**Dataset items**
────

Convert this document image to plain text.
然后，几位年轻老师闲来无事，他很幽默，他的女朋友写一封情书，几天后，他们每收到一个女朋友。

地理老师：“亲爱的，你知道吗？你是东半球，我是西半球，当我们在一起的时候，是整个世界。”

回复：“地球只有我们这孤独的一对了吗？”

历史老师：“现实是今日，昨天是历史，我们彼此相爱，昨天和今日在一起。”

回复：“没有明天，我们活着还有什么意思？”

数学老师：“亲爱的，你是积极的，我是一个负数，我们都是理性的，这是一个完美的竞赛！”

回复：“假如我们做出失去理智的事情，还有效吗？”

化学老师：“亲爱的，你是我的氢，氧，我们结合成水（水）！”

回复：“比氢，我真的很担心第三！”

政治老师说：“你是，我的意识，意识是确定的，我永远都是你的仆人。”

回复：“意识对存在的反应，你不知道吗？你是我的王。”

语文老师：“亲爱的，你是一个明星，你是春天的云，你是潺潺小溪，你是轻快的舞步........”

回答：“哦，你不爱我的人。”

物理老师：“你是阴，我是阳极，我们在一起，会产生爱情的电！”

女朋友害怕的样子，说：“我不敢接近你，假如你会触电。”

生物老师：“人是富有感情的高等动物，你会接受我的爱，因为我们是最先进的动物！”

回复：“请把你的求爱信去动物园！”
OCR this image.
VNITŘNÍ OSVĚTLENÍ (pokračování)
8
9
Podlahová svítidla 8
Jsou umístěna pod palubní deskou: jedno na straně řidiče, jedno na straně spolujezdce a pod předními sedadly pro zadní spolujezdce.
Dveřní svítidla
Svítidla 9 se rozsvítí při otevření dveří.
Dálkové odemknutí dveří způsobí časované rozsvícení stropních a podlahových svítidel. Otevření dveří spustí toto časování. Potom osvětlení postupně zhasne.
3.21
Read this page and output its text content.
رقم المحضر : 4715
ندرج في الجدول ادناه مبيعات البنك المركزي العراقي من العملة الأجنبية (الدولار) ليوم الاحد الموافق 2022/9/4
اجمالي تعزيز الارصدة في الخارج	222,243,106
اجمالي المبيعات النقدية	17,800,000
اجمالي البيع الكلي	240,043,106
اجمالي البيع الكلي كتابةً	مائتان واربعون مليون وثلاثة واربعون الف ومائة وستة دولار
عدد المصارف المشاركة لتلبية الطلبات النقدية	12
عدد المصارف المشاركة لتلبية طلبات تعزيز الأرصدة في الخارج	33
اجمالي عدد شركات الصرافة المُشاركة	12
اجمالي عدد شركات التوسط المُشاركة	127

────

**EXERCISE INSTRUCTIONS**
Copy each entry exactly, with nothing added or dropped.

**FINAL RESULT**
Convert this document image to plain text.
然后，几位年轻老师闲来无事，他很幽默，他的女朋友写一封情书，几天后，他们每收到一个女朋友。

地理老师：“亲爱的，你知道吗？你是东半球，我是西半球，当我们在一起的时候，是整个世界。”

回复：“地球只有我们这孤独的一对了吗？”

历史老师：“现实是今日，昨天是历史，我们彼此相爱，昨天和今日在一起。”

回复：“没有明天，我们活着还有什么意思？”

数学老师：“亲爱的，你是积极的，我是一个负数，我们都是理性的，这是一个完美的竞赛！”

回复：“假如我们做出失去理智的事情，还有效吗？”

化学老师：“亲爱的，你是我的氢，氧，我们结合成水（水）！”

回复：“比氢，我真的很担心第三！”

政治老师说：“你是，我的意识，意识是确定的，我永远都是你的仆人。”

回复：“意识对存在的反应，你不知道吗？你是我的王。”

语文老师：“亲爱的，你是一个明星，你是春天的云，你是潺潺小溪，你是轻快的舞步........”

回答：“哦，你不爱我的人。”

物理老师：“你是阴，我是阳极，我们在一起，会产生爱情的电！”

女朋友害怕的样子，说：“我不敢接近你，假如你会触电。”

生物老师：“人是富有感情的高等动物，你会接受我的爱，因为我们是最先进的动物！”

回复：“请把你的求爱信去动物园！”
OCR this image.
VNITŘNÍ OSVĚTLENÍ (pokračování)
8
9
Podlahová svítidla 8
Jsou umístěna pod palubní deskou: jedno na straně řidiče, jedno na straně spolujezdce a pod předními sedadly pro zadní spolujezdce.
Dveřní svítidla
Svítidla 9 se rozsvítí při otevření dveří.
Dálkové odemknutí dveří způsobí časované rozsvícení stropních a podlahových svítidel. Otevření dveří spustí toto časování. Potom osvětlení postupně zhasne.
3.21
Read this page and output its text content.
رقم المحضر : 4715
ندرج في الجدول ادناه مبيعات البنك المركزي العراقي من العملة الأجنبية (الدولار) ليوم الاحد الموافق 2022/9/4
اجمالي تعزيز الارصدة في الخارج	222,243,106
اجمالي المبيعات النقدية	17,800,000
اجمالي البيع الكلي	240,043,106
اجمالي البيع الكلي كتابةً	مائتان واربعون مليون وثلاثة واربعون الف ومائة وستة دولار
عدد المصارف المشاركة لتلبية الطلبات النقدية	12
عدد المصارف المشاركة لتلبية طلبات تعزيز الأرصدة في الخارج	33
اجمالي عدد شركات الصرافة المُشاركة	12
اجمالي عدد شركات التوسط المُشاركة	127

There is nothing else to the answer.